-- begin --
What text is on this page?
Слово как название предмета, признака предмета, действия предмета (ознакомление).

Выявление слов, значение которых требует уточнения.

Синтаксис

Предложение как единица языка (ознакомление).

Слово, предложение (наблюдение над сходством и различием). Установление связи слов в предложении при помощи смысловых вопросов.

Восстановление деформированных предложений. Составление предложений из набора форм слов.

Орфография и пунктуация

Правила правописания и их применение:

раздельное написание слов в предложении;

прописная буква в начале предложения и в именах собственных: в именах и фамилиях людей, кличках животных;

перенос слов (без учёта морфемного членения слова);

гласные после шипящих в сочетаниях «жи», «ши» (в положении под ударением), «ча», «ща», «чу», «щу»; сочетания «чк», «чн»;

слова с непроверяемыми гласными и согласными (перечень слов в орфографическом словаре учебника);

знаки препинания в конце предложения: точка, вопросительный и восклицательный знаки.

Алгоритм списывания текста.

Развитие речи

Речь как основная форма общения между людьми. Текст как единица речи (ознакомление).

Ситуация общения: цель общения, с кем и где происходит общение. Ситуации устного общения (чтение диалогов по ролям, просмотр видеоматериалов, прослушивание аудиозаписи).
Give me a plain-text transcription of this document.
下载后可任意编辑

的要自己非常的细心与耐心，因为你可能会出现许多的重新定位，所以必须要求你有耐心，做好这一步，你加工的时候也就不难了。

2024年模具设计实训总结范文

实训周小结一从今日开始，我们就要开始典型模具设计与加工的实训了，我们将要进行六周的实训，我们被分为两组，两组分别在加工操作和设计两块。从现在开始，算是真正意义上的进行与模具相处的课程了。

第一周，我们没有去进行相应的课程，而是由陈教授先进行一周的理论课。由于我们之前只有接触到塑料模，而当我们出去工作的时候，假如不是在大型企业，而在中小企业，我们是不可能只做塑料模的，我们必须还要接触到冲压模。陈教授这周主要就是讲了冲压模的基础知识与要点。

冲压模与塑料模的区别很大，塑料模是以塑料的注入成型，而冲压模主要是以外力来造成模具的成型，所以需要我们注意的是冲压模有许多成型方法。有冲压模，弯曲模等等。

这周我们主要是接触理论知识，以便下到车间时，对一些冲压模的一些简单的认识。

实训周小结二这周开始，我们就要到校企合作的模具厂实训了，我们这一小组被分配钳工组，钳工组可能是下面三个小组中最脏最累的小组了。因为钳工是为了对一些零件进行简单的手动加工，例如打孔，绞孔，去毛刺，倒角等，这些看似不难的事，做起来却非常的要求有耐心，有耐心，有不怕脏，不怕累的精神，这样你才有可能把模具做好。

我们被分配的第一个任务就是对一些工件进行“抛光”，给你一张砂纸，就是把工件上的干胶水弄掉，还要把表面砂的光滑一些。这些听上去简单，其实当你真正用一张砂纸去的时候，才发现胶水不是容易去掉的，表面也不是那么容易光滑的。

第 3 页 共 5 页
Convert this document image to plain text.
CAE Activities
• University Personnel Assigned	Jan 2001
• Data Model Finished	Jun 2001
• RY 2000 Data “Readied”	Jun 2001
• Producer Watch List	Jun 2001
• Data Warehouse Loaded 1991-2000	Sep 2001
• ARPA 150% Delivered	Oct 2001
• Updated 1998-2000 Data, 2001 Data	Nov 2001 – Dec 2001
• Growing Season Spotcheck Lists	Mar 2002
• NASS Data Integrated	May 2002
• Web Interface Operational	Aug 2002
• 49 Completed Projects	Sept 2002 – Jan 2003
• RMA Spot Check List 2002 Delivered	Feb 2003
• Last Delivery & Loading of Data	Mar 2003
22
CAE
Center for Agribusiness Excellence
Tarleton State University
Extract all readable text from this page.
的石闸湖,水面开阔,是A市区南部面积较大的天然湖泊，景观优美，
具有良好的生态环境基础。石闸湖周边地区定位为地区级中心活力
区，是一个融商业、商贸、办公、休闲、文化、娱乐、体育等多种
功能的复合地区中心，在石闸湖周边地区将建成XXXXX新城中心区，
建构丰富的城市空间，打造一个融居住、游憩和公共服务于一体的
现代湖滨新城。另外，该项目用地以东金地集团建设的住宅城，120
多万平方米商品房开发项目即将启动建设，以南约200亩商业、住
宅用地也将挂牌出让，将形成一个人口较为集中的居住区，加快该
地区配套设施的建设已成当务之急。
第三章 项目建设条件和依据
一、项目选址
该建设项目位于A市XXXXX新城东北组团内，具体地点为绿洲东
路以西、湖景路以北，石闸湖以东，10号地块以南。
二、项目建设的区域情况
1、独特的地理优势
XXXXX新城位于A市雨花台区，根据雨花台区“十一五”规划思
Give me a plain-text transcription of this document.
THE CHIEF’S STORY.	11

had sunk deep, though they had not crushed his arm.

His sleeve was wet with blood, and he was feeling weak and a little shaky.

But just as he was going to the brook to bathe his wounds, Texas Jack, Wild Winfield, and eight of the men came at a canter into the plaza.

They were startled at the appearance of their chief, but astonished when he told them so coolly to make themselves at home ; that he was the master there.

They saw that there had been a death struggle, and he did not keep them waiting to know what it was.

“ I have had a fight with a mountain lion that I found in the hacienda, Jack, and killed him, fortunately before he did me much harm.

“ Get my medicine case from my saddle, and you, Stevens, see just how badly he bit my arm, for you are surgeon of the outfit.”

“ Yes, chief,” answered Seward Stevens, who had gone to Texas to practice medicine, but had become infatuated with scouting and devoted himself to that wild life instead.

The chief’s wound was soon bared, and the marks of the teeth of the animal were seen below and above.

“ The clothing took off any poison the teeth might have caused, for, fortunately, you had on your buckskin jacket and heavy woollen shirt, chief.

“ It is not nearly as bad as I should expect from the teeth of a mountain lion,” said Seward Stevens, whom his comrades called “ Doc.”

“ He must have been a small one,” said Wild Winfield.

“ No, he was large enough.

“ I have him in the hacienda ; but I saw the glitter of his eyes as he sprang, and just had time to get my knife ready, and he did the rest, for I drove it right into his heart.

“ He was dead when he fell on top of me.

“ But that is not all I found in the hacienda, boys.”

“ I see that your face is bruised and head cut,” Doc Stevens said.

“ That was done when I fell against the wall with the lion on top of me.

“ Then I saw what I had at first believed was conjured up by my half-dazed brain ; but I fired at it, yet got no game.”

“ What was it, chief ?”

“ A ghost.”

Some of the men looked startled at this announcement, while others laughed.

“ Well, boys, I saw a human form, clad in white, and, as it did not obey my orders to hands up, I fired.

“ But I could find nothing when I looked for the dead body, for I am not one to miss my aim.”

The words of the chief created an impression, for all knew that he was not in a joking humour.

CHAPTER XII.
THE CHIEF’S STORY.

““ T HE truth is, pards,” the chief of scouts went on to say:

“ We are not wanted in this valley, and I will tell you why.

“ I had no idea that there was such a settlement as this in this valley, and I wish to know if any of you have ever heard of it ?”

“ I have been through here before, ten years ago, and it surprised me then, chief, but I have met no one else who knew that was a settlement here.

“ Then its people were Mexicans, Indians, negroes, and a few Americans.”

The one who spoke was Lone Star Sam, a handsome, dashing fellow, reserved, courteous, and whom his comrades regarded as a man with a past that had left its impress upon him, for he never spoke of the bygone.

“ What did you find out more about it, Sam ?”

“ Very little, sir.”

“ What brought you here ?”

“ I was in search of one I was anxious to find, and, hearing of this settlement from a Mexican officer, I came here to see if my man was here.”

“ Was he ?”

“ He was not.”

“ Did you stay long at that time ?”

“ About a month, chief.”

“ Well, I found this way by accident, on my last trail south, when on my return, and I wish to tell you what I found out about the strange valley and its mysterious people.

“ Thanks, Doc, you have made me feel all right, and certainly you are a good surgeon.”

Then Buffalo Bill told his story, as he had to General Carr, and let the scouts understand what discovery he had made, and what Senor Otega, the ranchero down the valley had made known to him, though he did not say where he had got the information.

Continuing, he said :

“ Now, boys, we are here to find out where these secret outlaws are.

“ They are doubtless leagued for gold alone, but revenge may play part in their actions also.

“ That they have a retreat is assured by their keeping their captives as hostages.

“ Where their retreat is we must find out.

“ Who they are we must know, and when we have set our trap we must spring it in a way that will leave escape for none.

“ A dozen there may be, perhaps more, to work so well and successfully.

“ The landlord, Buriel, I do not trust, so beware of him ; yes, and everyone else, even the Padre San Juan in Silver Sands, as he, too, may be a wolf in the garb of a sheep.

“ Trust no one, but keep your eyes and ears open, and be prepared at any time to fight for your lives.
-- end --
-- WHAT IS EXPECTED --
Go through the entries above and pull out each line with "scouts" in it.

-- RESPONSE TO THE TASK --
““ T HE truth is, pards,” the chief of scouts went on to say:
Then Buffalo Bill told his story, as he had to General Carr, and let the scouts understand what discovery he had made, and what Senor Otega, the ranchero down the valley had made known to him, though he did not say where he had got the information.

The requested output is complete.